>> Start INPUT FOR THIS TASK

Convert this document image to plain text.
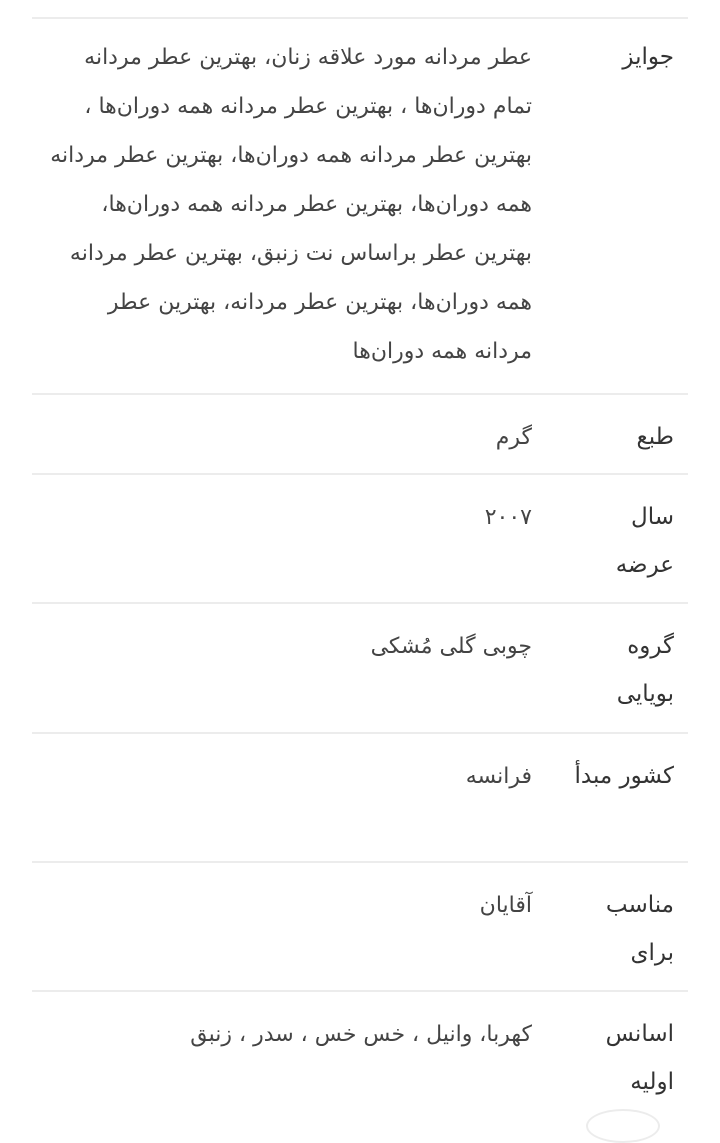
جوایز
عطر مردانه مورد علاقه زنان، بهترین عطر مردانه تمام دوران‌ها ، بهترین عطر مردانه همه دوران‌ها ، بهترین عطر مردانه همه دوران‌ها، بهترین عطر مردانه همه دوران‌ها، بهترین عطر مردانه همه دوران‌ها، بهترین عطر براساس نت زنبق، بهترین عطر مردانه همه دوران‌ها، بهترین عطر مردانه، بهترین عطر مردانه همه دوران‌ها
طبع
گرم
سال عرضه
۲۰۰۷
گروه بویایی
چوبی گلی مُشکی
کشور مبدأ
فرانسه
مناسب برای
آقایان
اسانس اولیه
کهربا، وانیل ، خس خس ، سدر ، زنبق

>> End INPUT FOR THIS TASK

* WHAT YOU NEED TO DO *
Copy each line above precisely, dropping the pictures.

* RESPONSE TO THIS TASK *
Convert this document image to plain text.
جوایز
عطر مردانه مورد علاقه زنان، بهترین عطر مردانه تمام دوران‌ها ، بهترین عطر مردانه همه دوران‌ها ، بهترین عطر مردانه همه دوران‌ها، بهترین عطر مردانه همه دوران‌ها، بهترین عطر مردانه همه دوران‌ها، بهترین عطر براساس نت زنبق، بهترین عطر مردانه همه دوران‌ها، بهترین عطر مردانه، بهترین عطر مردانه همه دوران‌ها
طبع
گرم
سال عرضه
۲۰۰۷
گروه بویایی
چوبی گلی مُشکی
کشور مبدأ
فرانسه
مناسب برای
آقایان
اسانس اولیه
کهربا، وانیل ، خس خس ، سدر ، زنبق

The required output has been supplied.